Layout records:
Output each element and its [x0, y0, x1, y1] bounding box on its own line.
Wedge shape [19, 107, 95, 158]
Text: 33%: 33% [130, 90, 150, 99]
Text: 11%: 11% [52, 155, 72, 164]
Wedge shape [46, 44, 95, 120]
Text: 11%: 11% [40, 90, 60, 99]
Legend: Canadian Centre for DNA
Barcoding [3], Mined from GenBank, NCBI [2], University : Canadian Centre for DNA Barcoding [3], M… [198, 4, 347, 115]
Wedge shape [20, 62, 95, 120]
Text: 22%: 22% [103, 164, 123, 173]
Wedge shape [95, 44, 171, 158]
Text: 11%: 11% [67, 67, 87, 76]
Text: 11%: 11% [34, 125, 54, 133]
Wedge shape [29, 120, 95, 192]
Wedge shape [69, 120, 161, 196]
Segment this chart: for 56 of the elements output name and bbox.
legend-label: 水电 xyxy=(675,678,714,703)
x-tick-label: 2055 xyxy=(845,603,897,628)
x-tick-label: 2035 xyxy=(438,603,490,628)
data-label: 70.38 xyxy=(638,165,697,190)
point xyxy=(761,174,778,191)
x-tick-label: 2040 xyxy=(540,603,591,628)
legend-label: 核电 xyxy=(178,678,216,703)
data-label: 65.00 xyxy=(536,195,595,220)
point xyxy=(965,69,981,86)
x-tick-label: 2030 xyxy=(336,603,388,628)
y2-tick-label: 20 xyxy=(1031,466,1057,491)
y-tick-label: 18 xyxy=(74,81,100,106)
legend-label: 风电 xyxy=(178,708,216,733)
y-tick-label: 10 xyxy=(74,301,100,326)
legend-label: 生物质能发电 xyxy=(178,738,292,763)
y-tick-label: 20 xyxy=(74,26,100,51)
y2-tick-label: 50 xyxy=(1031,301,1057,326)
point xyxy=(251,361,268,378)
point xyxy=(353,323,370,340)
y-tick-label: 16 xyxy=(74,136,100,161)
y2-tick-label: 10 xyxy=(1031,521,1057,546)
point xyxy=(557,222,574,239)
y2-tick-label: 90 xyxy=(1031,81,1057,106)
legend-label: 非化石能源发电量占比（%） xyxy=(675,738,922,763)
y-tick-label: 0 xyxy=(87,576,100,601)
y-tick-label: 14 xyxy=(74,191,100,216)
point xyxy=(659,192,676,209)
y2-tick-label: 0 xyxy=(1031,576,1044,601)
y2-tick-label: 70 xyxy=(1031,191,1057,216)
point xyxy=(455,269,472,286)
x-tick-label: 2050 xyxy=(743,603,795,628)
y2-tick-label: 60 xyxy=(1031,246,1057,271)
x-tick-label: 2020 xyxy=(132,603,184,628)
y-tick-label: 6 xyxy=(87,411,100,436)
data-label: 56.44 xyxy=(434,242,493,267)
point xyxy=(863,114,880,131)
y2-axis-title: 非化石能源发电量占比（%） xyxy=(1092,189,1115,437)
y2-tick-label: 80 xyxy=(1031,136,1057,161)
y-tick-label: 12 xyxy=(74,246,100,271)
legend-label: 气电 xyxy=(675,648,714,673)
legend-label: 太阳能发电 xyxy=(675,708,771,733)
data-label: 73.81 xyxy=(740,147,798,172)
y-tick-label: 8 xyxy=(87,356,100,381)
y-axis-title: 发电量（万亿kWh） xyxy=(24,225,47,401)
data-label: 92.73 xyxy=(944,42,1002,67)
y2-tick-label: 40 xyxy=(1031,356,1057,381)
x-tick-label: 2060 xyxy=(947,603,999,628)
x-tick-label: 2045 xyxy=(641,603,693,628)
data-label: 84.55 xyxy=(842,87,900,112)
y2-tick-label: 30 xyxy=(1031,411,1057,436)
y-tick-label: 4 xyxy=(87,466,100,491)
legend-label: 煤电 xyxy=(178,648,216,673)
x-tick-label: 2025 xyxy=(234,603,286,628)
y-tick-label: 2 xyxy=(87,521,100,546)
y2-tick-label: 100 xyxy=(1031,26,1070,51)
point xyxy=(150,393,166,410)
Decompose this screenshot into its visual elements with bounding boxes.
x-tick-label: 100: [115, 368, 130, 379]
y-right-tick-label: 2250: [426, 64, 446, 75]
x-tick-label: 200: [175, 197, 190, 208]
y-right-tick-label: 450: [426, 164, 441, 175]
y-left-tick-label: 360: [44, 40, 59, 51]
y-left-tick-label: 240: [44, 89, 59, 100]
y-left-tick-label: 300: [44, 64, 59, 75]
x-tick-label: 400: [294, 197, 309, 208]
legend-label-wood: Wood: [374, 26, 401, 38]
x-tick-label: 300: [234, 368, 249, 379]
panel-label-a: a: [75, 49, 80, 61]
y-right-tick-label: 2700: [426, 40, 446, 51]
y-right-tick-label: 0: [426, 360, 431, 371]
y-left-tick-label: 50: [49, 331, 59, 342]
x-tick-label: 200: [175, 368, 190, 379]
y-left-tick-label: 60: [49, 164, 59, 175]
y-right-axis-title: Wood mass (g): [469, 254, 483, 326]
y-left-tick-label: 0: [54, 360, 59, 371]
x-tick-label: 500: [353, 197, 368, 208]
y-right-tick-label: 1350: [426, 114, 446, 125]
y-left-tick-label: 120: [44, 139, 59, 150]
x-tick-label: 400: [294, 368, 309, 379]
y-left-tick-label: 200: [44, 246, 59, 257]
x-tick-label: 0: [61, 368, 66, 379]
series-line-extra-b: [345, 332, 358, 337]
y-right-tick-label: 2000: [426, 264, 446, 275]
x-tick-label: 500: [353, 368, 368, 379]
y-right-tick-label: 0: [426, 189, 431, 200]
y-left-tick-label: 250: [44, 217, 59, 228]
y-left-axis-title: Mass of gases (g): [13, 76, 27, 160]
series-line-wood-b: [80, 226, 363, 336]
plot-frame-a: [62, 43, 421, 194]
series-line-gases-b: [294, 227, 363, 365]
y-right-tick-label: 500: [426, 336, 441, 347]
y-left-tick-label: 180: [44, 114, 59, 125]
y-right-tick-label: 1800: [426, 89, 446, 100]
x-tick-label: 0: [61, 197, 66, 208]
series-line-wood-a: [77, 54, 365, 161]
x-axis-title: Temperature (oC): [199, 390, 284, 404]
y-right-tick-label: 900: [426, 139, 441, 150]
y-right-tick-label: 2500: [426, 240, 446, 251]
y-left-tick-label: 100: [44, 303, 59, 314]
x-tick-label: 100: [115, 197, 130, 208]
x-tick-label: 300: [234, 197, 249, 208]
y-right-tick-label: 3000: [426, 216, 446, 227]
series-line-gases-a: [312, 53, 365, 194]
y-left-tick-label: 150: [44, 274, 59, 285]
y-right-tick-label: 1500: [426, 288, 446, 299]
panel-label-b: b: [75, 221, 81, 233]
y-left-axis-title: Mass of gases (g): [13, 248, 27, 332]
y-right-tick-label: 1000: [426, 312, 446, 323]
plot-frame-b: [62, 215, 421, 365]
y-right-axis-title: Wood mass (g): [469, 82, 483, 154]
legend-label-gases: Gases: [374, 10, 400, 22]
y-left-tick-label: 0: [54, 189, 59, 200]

__What this task involves__: Rewrite the listing, swapping every "x-tick-label" for "x-axis-tick" and keeping everything else unchanged.

__Reply__:
Output each element and its [x0, y0, x1, y1] bounding box on its own line.
Wedge shape [19, 107, 95, 158]
Text: 33%: 33% [130, 90, 150, 99]
Text: 11%: 11% [52, 155, 72, 164]
Wedge shape [46, 44, 95, 120]
Text: 11%: 11% [40, 90, 60, 99]
Legend: Canadian Centre for DNA
Barcoding [3], Mined from GenBank, NCBI [2], University : Canadian Centre for DNA Barcoding [3], M… [198, 4, 347, 115]
Wedge shape [20, 62, 95, 120]
Text: 22%: 22% [103, 164, 123, 173]
Wedge shape [95, 44, 171, 158]
Text: 11%: 11% [67, 67, 87, 76]
Text: 11%: 11% [34, 125, 54, 133]
Wedge shape [29, 120, 95, 192]
Wedge shape [69, 120, 161, 196]
Segment this chart: for 56 of the elements output name and bbox.
legend-label: 水电 xyxy=(675,678,714,703)
x-axis-tick: 2055 xyxy=(845,603,897,628)
x-axis-tick: 2035 xyxy=(438,603,490,628)
data-label: 70.38 xyxy=(638,165,697,190)
point xyxy=(761,174,778,191)
x-axis-tick: 2040 xyxy=(540,603,591,628)
legend-label: 核电 xyxy=(178,678,216,703)
data-label: 65.00 xyxy=(536,195,595,220)
point xyxy=(965,69,981,86)
x-axis-tick: 2030 xyxy=(336,603,388,628)
y2-tick-label: 20 xyxy=(1031,466,1057,491)
y-tick-label: 18 xyxy=(74,81,100,106)
legend-label: 风电 xyxy=(178,708,216,733)
y-tick-label: 10 xyxy=(74,301,100,326)
legend-label: 生物质能发电 xyxy=(178,738,292,763)
y-tick-label: 20 xyxy=(74,26,100,51)
y2-tick-label: 50 xyxy=(1031,301,1057,326)
point xyxy=(251,361,268,378)
point xyxy=(353,323,370,340)
y-tick-label: 16 xyxy=(74,136,100,161)
y2-tick-label: 10 xyxy=(1031,521,1057,546)
point xyxy=(557,222,574,239)
y2-tick-label: 90 xyxy=(1031,81,1057,106)
legend-label: 非化石能源发电量占比（%） xyxy=(675,738,922,763)
y-tick-label: 0 xyxy=(87,576,100,601)
y-tick-label: 14 xyxy=(74,191,100,216)
point xyxy=(659,192,676,209)
y2-tick-label: 0 xyxy=(1031,576,1044,601)
y2-tick-label: 70 xyxy=(1031,191,1057,216)
point xyxy=(455,269,472,286)
x-axis-tick: 2050 xyxy=(743,603,795,628)
y2-tick-label: 60 xyxy=(1031,246,1057,271)
x-axis-tick: 2020 xyxy=(132,603,184,628)
y-tick-label: 6 xyxy=(87,411,100,436)
data-label: 56.44 xyxy=(434,242,493,267)
point xyxy=(863,114,880,131)
y2-axis-title: 非化石能源发电量占比（%） xyxy=(1092,189,1115,437)
y2-tick-label: 80 xyxy=(1031,136,1057,161)
y-tick-label: 12 xyxy=(74,246,100,271)
legend-label: 气电 xyxy=(675,648,714,673)
legend-label: 太阳能发电 xyxy=(675,708,771,733)
data-label: 73.81 xyxy=(740,147,798,172)
y-tick-label: 8 xyxy=(87,356,100,381)
y-axis-title: 发电量（万亿kWh） xyxy=(24,225,47,401)
data-label: 92.73 xyxy=(944,42,1002,67)
y2-tick-label: 40 xyxy=(1031,356,1057,381)
x-axis-tick: 2060 xyxy=(947,603,999,628)
x-axis-tick: 2045 xyxy=(641,603,693,628)
data-label: 84.55 xyxy=(842,87,900,112)
y2-tick-label: 30 xyxy=(1031,411,1057,436)
y-tick-label: 4 xyxy=(87,466,100,491)
legend-label: 煤电 xyxy=(178,648,216,673)
x-axis-tick: 2025 xyxy=(234,603,286,628)
y-tick-label: 2 xyxy=(87,521,100,546)
y2-tick-label: 100 xyxy=(1031,26,1070,51)
point xyxy=(150,393,166,410)
Decompose this screenshot into its visual elements with bounding boxes.
x-axis-tick: 100: [115, 368, 130, 379]
y-right-tick-label: 2250: [426, 64, 446, 75]
x-axis-tick: 200: [175, 197, 190, 208]
y-right-tick-label: 450: [426, 164, 441, 175]
y-left-tick-label: 360: [44, 40, 59, 51]
y-left-tick-label: 240: [44, 89, 59, 100]
y-left-tick-label: 300: [44, 64, 59, 75]
x-axis-tick: 400: [294, 197, 309, 208]
legend-label-wood: Wood: [374, 26, 401, 38]
x-axis-tick: 300: [234, 368, 249, 379]
panel-label-a: a: [75, 49, 80, 61]
y-right-tick-label: 2700: [426, 40, 446, 51]
y-right-tick-label: 0: [426, 360, 431, 371]
y-left-tick-label: 50: [49, 331, 59, 342]
x-axis-tick: 200: [175, 368, 190, 379]
y-left-tick-label: 60: [49, 164, 59, 175]
y-right-axis-title: Wood mass (g): [469, 254, 483, 326]
y-left-tick-label: 0: [54, 360, 59, 371]
x-axis-tick: 500: [353, 197, 368, 208]
y-right-tick-label: 1350: [426, 114, 446, 125]
y-left-tick-label: 120: [44, 139, 59, 150]
x-axis-tick: 400: [294, 368, 309, 379]
y-left-tick-label: 200: [44, 246, 59, 257]
x-axis-tick: 0: [61, 368, 66, 379]
series-line-extra-b: [345, 332, 358, 337]
y-right-tick-label: 2000: [426, 264, 446, 275]
x-axis-tick: 500: [353, 368, 368, 379]
y-right-tick-label: 0: [426, 189, 431, 200]
y-left-tick-label: 250: [44, 217, 59, 228]
y-left-axis-title: Mass of gases (g): [13, 76, 27, 160]
series-line-wood-b: [80, 226, 363, 336]
plot-frame-a: [62, 43, 421, 194]
series-line-gases-b: [294, 227, 363, 365]
y-right-tick-label: 500: [426, 336, 441, 347]
y-left-tick-label: 180: [44, 114, 59, 125]
y-right-tick-label: 1800: [426, 89, 446, 100]
x-axis-tick: 0: [61, 197, 66, 208]
series-line-wood-a: [77, 54, 365, 161]
x-axis-title: Temperature (oC): [199, 390, 284, 404]
y-right-tick-label: 900: [426, 139, 441, 150]
y-right-tick-label: 2500: [426, 240, 446, 251]
y-left-tick-label: 100: [44, 303, 59, 314]
x-axis-tick: 100: [115, 197, 130, 208]
x-axis-tick: 300: [234, 197, 249, 208]
y-right-tick-label: 3000: [426, 216, 446, 227]
series-line-gases-a: [312, 53, 365, 194]
y-left-tick-label: 150: [44, 274, 59, 285]
y-right-tick-label: 1500: [426, 288, 446, 299]
panel-label-b: b: [75, 221, 81, 233]
y-left-axis-title: Mass of gases (g): [13, 248, 27, 332]
y-right-tick-label: 1000: [426, 312, 446, 323]
plot-frame-b: [62, 215, 421, 365]
y-right-axis-title: Wood mass (g): [469, 82, 483, 154]
legend-label-gases: Gases: [374, 10, 400, 22]
y-left-tick-label: 0: [54, 189, 59, 200]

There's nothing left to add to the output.